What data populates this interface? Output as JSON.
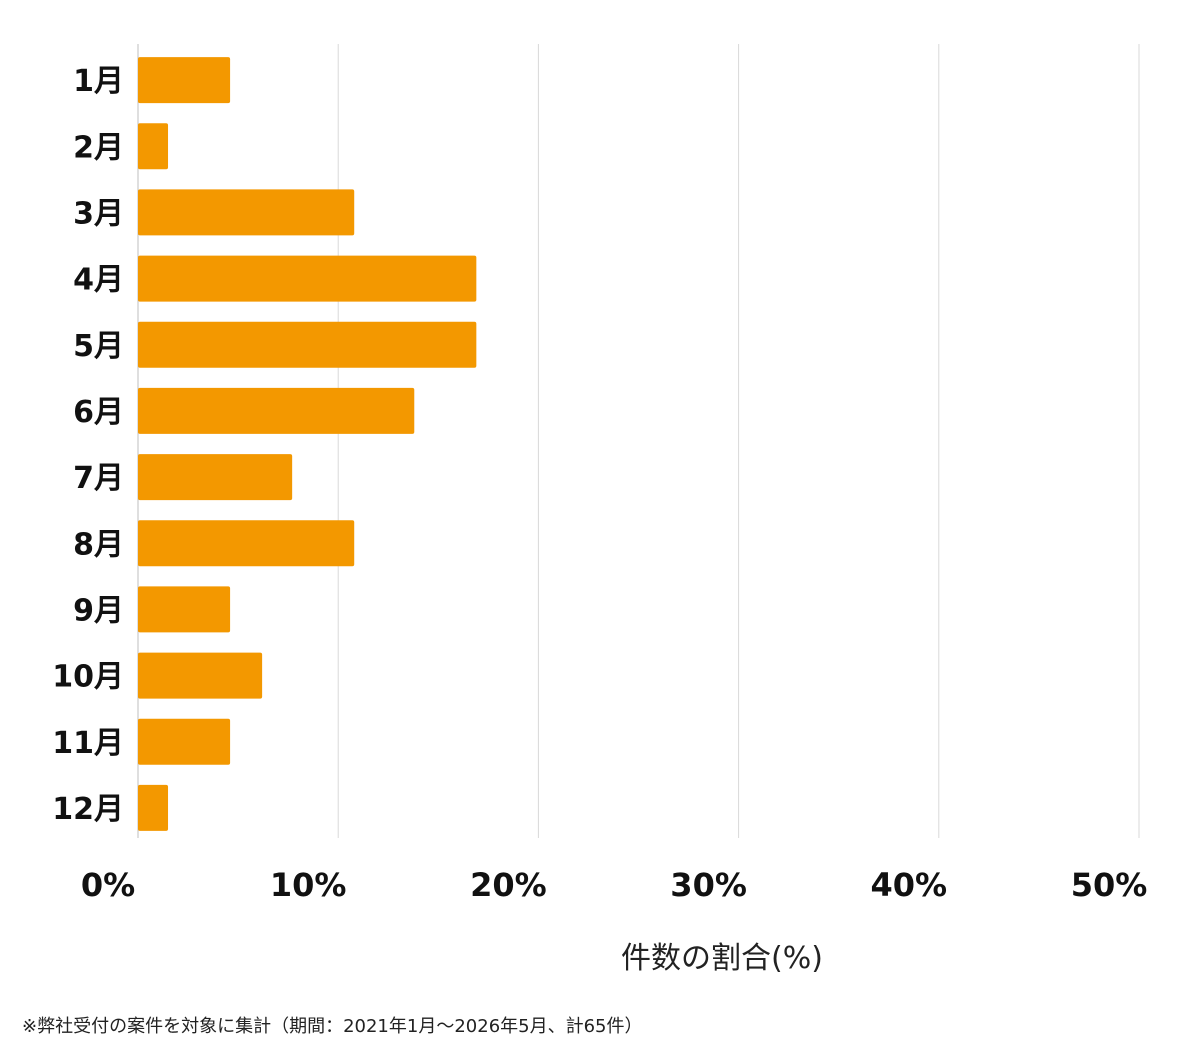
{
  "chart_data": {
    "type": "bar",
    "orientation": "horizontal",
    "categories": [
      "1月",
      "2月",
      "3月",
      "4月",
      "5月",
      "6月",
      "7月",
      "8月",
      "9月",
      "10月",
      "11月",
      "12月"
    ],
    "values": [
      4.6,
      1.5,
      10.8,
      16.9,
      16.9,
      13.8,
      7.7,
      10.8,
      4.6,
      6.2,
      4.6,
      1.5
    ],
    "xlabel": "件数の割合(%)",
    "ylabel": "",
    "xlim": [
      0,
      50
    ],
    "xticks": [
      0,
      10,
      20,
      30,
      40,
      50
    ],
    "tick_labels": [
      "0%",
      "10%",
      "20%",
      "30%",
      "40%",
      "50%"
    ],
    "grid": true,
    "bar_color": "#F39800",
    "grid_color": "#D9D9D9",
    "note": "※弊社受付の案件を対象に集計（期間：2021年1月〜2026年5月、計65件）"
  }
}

• _TASK REQUIREMENTS_: Omit every image. Quote each record exactly.

• _SOLUTION FOR THIS TASK_:
What data populates this interface? Output as JSON.
{
  "chart_data": {
    "type": "bar",
    "orientation": "horizontal",
    "categories": [
      "1月",
      "2月",
      "3月",
      "4月",
      "5月",
      "6月",
      "7月",
      "8月",
      "9月",
      "10月",
      "11月",
      "12月"
    ],
    "values": [
      4.6,
      1.5,
      10.8,
      16.9,
      16.9,
      13.8,
      7.7,
      10.8,
      4.6,
      6.2,
      4.6,
      1.5
    ],
    "xlabel": "件数の割合(%)",
    "ylabel": "",
    "xlim": [
      0,
      50
    ],
    "xticks": [
      0,
      10,
      20,
      30,
      40,
      50
    ],
    "tick_labels": [
      "0%",
      "10%",
      "20%",
      "30%",
      "40%",
      "50%"
    ],
    "grid": true,
    "bar_color": "#F39800",
    "grid_color": "#D9D9D9",
    "note": "※弊社受付の案件を対象に集計（期間：2021年1月〜2026年5月、計65件）"
  }
}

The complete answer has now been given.